Task goal
Collect all lines from the records below that include the word "query".
++++ Entries
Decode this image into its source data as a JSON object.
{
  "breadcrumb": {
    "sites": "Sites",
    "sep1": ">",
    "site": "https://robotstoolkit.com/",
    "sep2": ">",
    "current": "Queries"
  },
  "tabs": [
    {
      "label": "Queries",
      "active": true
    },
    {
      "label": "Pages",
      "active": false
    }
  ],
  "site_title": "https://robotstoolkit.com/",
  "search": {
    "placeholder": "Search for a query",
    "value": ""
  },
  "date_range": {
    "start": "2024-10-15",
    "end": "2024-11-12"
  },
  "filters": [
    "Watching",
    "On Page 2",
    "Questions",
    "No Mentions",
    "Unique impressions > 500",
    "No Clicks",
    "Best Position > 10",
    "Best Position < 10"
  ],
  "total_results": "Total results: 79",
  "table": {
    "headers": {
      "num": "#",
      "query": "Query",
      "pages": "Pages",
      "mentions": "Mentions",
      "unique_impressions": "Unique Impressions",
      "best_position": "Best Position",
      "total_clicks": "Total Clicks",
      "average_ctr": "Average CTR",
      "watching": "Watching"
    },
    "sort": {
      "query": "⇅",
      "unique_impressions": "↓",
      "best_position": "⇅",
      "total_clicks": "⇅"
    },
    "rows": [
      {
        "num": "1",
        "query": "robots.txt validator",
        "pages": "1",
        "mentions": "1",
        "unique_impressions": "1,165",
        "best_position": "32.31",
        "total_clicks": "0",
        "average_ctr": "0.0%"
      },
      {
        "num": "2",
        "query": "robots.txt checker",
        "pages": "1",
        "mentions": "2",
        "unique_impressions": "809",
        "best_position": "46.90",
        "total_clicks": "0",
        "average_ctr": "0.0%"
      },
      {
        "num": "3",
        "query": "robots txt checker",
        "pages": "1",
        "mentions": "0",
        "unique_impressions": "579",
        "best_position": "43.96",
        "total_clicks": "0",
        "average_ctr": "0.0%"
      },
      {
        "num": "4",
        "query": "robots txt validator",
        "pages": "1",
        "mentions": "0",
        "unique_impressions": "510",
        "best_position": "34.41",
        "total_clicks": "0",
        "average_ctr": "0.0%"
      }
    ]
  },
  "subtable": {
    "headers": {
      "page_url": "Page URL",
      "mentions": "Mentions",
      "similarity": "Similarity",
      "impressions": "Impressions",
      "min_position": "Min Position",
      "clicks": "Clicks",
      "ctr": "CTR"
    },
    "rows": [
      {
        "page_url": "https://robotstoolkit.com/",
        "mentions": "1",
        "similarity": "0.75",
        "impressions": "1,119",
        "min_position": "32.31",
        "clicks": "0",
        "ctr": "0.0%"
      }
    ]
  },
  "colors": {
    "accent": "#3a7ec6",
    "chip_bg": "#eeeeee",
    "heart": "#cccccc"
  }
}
++++++++
Full response
    "placeholder": "Search for a query",
      "query": "Query",
      "query": "⇅",
        "query": "robots.txt validator",
        "query": "robots.txt checker",
        "query": "robots txt checker",
        "query": "robots txt validator",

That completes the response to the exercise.